_Exercise_
From the entries below, copy every line that holds the word "ObjectInputStream".
--- Given data ---
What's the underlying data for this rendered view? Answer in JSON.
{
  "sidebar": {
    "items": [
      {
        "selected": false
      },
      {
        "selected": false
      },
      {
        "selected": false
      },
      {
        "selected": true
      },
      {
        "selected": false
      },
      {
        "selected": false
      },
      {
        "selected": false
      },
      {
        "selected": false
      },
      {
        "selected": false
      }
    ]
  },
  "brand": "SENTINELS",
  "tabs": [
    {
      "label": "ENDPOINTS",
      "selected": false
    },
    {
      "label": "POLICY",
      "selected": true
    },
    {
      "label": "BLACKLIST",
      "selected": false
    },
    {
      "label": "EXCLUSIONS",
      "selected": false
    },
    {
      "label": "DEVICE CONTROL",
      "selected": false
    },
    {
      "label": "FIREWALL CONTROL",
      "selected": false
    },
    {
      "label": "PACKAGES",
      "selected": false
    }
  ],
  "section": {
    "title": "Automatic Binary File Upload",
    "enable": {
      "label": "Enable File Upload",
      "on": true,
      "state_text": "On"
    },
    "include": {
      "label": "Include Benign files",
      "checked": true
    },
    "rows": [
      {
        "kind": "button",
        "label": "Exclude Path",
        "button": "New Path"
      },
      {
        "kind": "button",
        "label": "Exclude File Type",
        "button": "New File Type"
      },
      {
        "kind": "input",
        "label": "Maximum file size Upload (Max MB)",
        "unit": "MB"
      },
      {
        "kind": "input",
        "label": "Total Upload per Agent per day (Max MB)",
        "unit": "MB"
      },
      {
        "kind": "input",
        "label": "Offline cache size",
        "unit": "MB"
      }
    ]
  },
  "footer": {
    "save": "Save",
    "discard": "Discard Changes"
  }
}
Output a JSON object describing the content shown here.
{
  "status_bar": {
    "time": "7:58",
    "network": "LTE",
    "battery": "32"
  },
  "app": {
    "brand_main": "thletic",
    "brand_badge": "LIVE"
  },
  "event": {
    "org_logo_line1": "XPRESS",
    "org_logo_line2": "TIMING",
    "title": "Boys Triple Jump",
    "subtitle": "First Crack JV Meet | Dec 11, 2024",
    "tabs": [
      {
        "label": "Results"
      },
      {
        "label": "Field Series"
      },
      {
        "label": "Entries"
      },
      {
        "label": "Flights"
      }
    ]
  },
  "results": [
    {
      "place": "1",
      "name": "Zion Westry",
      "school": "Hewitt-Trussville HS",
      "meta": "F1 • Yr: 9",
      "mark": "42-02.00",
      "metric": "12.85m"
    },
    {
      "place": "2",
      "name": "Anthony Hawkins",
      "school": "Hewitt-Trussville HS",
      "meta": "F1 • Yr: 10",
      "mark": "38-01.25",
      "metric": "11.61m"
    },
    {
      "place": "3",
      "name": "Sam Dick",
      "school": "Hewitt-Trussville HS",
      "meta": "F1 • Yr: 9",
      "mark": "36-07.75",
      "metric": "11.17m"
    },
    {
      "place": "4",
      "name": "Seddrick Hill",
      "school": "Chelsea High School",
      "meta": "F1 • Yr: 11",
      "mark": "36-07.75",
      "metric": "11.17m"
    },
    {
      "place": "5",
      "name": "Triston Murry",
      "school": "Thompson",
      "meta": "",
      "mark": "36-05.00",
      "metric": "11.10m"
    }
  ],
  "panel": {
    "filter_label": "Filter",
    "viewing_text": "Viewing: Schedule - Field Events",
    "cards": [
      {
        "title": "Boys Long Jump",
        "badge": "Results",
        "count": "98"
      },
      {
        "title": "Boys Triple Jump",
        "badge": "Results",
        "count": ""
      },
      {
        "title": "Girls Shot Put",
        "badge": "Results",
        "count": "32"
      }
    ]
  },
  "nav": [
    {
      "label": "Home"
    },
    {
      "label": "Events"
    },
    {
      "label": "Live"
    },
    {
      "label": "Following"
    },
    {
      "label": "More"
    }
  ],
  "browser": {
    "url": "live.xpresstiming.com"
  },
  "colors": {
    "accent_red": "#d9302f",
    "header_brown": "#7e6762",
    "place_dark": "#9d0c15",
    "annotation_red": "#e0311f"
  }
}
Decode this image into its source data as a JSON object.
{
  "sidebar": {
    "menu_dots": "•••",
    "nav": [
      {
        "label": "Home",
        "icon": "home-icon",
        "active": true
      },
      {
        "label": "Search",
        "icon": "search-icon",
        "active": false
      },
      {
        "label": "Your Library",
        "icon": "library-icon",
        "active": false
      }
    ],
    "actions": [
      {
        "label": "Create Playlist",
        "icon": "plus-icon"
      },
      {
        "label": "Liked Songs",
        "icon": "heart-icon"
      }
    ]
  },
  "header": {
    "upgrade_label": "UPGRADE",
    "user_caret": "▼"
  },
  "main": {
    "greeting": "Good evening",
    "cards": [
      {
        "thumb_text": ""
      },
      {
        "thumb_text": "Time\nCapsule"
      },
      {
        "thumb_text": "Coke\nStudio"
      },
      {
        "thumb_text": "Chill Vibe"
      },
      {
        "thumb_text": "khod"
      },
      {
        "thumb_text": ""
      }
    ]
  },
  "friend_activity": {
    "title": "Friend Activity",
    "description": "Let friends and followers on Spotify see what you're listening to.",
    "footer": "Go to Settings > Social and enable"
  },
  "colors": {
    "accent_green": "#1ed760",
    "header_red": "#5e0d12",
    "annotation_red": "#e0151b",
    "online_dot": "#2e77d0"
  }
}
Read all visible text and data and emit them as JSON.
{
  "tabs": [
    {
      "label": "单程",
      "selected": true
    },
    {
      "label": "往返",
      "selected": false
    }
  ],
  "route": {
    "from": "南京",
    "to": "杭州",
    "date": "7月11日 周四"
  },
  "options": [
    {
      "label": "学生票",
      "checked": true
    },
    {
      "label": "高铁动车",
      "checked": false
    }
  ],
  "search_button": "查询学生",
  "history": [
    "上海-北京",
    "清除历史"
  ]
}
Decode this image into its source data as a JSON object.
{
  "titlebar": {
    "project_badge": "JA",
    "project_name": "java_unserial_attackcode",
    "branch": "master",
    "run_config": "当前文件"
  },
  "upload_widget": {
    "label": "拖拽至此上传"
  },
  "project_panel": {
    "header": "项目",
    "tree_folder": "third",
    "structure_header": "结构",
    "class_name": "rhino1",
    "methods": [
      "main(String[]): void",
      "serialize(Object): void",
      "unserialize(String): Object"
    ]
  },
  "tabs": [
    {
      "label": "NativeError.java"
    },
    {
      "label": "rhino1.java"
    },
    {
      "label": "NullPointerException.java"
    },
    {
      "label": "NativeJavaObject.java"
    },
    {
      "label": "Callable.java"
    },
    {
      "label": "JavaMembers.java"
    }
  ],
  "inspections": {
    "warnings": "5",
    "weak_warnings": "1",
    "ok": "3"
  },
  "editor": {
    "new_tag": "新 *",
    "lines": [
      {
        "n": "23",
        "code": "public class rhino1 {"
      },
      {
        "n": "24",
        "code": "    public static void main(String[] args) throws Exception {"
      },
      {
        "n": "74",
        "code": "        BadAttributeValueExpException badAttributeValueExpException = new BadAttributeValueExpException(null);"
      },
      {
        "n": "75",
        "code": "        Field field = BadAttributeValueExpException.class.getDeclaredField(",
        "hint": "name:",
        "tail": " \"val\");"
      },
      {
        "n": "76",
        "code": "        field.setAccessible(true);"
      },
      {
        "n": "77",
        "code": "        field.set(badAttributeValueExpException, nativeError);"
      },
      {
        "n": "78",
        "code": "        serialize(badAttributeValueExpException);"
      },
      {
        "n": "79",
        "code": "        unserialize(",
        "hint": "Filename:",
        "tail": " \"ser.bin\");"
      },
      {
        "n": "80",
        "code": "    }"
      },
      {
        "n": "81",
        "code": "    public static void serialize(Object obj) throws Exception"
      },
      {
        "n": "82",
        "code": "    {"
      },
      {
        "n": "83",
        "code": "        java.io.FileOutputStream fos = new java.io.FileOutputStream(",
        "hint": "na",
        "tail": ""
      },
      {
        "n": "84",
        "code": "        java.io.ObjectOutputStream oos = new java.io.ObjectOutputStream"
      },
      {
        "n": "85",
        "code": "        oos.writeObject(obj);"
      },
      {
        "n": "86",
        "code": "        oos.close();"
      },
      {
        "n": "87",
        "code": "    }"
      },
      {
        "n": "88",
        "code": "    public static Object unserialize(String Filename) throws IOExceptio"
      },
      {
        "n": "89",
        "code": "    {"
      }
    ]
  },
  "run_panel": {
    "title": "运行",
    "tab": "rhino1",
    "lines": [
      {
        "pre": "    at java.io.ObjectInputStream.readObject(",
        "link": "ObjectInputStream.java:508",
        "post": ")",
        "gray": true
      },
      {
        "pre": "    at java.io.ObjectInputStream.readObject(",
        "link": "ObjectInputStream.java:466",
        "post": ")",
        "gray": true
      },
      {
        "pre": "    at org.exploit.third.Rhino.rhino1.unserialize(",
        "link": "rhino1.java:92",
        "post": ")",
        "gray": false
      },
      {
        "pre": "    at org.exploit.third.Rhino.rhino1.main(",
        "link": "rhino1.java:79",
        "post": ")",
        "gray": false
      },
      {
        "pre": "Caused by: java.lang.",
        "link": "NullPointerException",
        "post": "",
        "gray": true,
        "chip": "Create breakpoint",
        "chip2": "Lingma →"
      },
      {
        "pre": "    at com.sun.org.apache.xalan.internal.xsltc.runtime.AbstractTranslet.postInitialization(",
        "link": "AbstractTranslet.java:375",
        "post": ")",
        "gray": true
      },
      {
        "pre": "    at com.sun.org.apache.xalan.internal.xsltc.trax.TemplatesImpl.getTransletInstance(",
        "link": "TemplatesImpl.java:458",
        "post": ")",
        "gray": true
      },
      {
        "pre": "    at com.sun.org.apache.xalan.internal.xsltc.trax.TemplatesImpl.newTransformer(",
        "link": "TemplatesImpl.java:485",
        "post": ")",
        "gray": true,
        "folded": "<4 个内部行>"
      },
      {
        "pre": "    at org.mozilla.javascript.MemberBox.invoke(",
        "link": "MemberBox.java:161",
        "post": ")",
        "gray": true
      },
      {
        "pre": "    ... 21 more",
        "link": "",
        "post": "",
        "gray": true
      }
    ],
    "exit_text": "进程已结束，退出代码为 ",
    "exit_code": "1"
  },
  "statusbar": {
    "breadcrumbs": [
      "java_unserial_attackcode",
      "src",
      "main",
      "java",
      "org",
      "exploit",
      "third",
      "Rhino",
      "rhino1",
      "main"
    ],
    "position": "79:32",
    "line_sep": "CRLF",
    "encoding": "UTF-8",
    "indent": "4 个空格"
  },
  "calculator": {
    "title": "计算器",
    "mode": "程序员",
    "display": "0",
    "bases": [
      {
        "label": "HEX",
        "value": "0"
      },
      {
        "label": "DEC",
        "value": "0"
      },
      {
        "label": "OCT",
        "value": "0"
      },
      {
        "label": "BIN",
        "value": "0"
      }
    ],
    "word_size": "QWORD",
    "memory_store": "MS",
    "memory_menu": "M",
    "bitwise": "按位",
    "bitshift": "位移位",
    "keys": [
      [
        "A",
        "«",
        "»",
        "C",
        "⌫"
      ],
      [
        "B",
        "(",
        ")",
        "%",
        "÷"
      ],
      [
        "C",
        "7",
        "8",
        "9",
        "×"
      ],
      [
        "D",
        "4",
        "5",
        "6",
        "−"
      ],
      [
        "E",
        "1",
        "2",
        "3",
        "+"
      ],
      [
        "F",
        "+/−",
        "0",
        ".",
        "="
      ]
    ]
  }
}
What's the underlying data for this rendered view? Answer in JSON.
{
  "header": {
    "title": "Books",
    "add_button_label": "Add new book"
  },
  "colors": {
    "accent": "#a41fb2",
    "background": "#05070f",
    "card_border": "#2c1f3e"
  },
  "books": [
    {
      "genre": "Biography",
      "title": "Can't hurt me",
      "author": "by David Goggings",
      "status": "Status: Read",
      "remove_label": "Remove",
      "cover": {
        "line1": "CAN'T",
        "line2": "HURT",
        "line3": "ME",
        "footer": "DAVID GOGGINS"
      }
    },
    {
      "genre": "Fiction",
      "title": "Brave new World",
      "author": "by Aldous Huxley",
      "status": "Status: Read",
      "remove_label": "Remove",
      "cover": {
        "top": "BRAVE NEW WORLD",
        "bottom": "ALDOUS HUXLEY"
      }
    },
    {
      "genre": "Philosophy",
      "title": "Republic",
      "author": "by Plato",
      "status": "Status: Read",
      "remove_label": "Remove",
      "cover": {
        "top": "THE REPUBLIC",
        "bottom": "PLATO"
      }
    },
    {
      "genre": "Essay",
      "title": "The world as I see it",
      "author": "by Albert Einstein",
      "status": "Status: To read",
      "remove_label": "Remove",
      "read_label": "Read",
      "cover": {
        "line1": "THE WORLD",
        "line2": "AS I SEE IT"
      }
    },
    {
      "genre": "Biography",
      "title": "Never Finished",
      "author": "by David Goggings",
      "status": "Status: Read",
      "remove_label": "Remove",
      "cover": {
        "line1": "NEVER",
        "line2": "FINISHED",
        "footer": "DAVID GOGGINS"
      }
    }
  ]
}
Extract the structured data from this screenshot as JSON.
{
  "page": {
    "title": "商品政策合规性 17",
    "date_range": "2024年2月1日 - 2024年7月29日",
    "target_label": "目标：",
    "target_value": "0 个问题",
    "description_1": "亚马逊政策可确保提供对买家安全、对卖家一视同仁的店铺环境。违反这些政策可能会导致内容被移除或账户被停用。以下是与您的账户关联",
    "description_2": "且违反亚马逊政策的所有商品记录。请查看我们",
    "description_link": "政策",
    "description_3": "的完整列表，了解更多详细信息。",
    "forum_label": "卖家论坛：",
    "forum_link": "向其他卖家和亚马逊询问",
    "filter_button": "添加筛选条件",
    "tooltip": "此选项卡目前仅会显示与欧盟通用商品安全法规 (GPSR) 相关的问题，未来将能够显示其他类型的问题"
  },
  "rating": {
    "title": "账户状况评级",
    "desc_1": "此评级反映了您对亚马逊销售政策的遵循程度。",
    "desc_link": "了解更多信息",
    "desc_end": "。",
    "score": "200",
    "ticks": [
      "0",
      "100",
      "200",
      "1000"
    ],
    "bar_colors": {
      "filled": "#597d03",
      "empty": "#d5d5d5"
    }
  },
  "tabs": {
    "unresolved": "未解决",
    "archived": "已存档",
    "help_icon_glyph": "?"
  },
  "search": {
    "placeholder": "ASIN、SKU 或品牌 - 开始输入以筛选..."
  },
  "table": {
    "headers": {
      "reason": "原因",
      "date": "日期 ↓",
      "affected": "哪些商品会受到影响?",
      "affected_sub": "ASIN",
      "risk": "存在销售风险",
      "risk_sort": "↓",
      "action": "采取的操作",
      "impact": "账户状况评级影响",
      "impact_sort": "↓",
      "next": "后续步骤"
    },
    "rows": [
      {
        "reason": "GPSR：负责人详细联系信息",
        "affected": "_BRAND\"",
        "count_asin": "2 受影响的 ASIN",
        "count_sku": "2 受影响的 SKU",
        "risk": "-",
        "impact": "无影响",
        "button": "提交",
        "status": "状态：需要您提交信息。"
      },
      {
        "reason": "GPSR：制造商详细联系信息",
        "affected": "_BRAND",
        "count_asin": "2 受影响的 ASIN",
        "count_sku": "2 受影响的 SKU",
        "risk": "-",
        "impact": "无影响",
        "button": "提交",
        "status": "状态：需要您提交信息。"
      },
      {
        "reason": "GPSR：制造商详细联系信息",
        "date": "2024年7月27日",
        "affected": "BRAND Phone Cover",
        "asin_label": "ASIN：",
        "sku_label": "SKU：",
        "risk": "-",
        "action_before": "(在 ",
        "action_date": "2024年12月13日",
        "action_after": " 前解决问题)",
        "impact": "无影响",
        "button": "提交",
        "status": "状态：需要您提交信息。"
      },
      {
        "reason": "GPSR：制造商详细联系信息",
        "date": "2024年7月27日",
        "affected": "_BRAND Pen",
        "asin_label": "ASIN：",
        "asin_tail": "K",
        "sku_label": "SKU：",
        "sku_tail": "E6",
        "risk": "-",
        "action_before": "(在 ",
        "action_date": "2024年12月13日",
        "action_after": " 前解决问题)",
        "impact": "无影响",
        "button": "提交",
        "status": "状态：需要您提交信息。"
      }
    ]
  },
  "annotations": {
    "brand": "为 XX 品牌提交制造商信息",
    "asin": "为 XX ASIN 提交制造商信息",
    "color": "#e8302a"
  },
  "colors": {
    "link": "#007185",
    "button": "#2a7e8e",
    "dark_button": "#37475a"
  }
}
---
_Correct result_
        "pre": "    at java.io.ObjectInputStream.readObject(",
        "link": "ObjectInputStream.java:508",
        "pre": "    at java.io.ObjectInputStream.readObject(",
        "link": "ObjectInputStream.java:466",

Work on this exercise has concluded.